• Exercise prompt
Scan the material and copy every line in which "針目不織" appears.

** Start of Listed records **

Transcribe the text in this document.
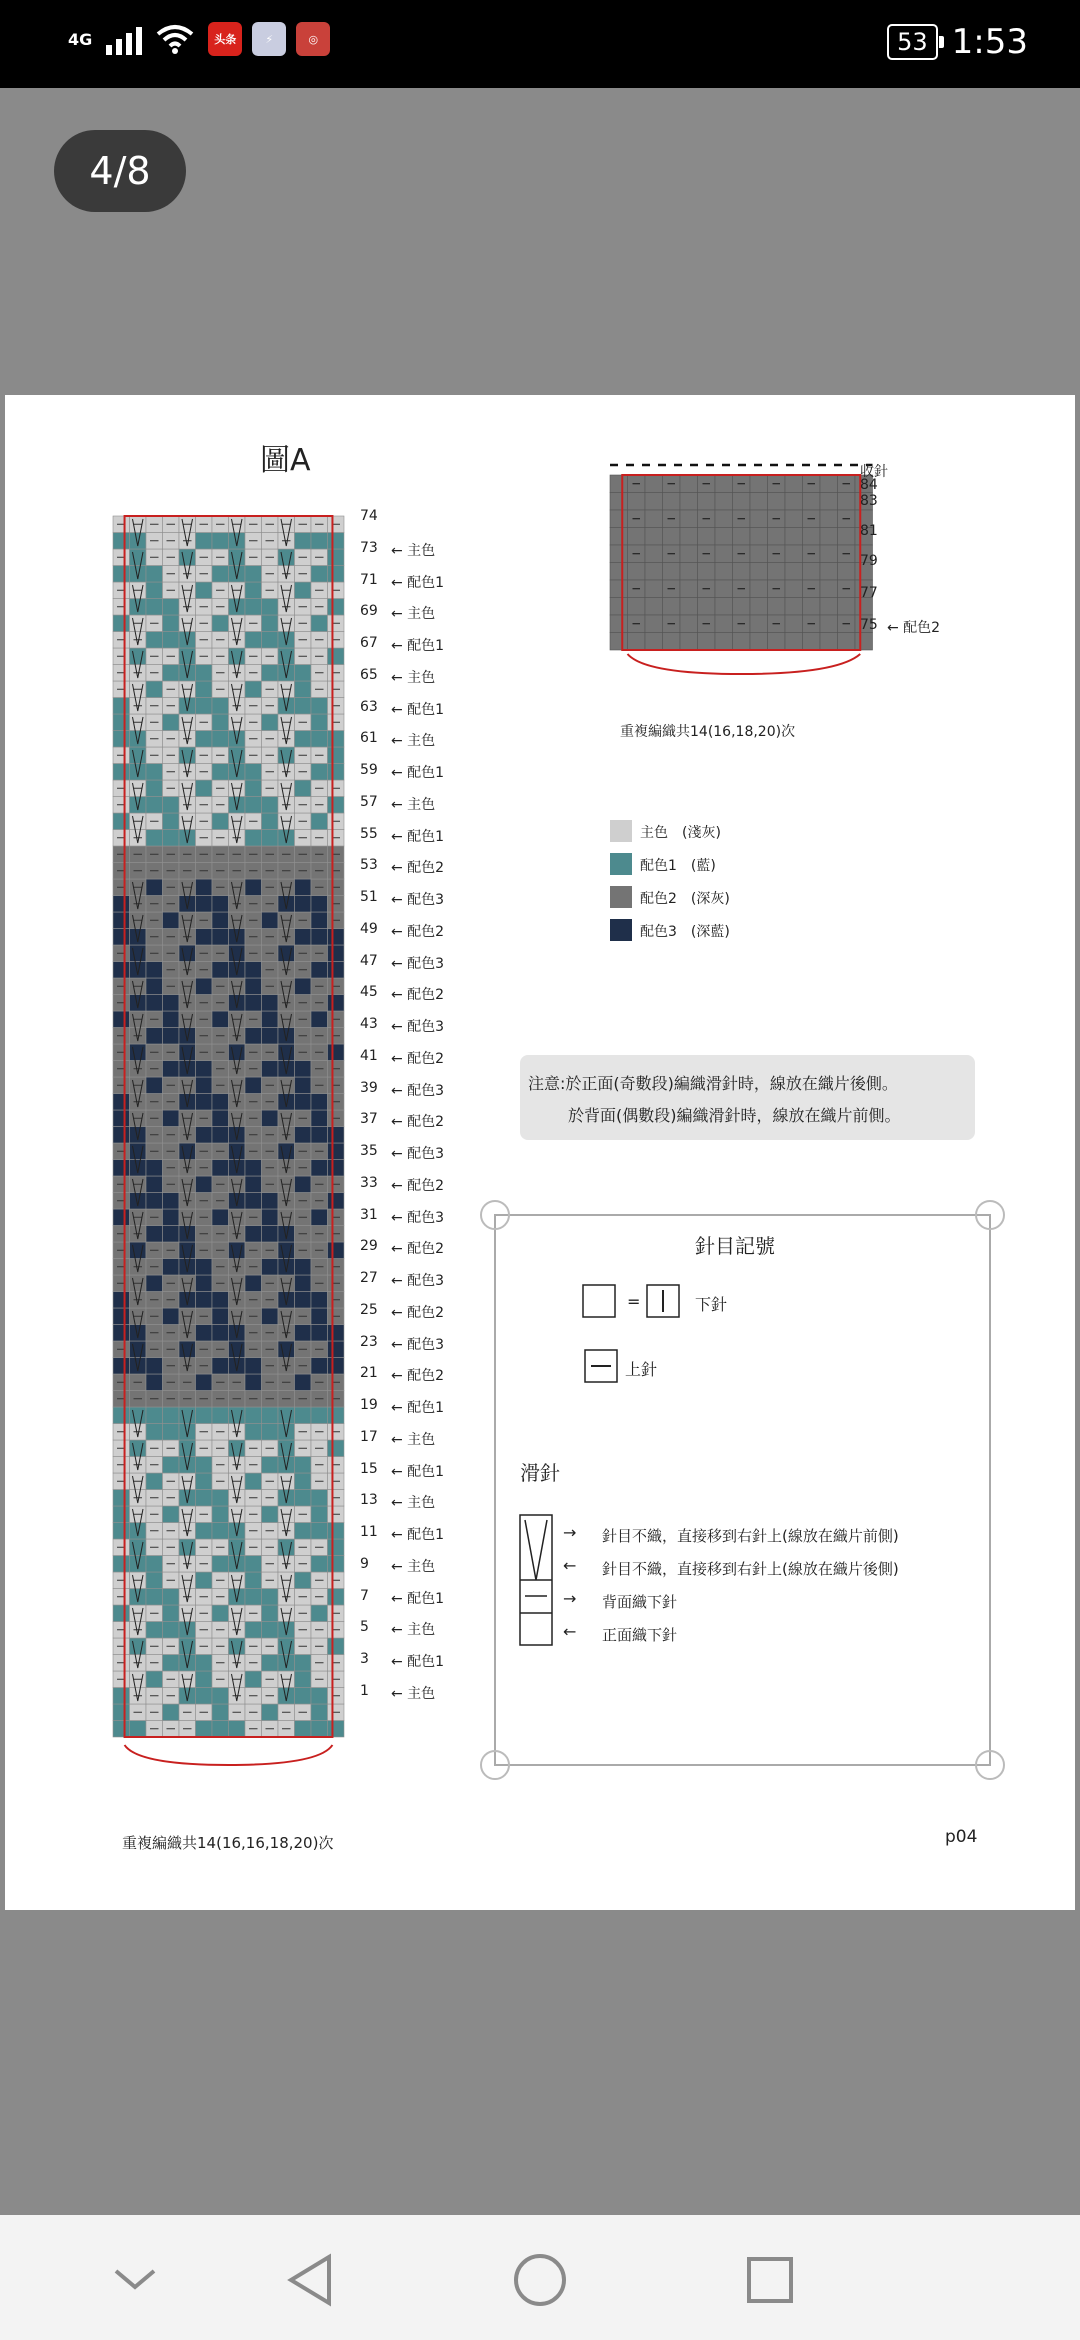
4G	头条	⚡	◎	53 1:53
4/8
圖A
74
73 ← 主色
71 ← 配色1
69 ← 主色
67 ← 配色1
65 ← 主色
63 ← 配色1
61 ← 主色
59 ← 配色1
57 ← 主色
55 ← 配色1
53 ← 配色2
51 ← 配色3
49 ← 配色2
47 ← 配色3
45 ← 配色2
43 ← 配色3
41 ← 配色2
39 ← 配色3
37 ← 配色2
35 ← 配色3
33 ← 配色2
31 ← 配色3
29 ← 配色2
27 ← 配色3
25 ← 配色2
23 ← 配色3
21 ← 配色2
19 ← 配色1
17 ← 主色
15 ← 配色1
13 ← 主色
11 ← 配色1
9 ← 主色
7 ← 配色1
5 ← 主色
3 ← 配色1
1 ← 主色
重複編織共14(16,16,18,20)次
收針
84
83
81
79
77
75 ← 配色2
重複編織共14(16,18,20)次
主色　(淺灰)
配色1　(藍)
配色2　(深灰)
配色3　(深藍)
注意:於正面(奇數段)編織滑針時，線放在織片後側。
於背面(偶數段)編織滑針時，線放在織片前側。
針目記號
=	下針
上針
滑針
→ 針目不織，直接移到右針上(線放在織片前側)
← 針目不織，直接移到右針上(線放在織片後側)
→ 背面織下針
← 正面織下針
p04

** End of Listed records **

• Answer for this exercise
→ 針目不織，直接移到右針上(線放在織片前側)
← 針目不織，直接移到右針上(線放在織片後側)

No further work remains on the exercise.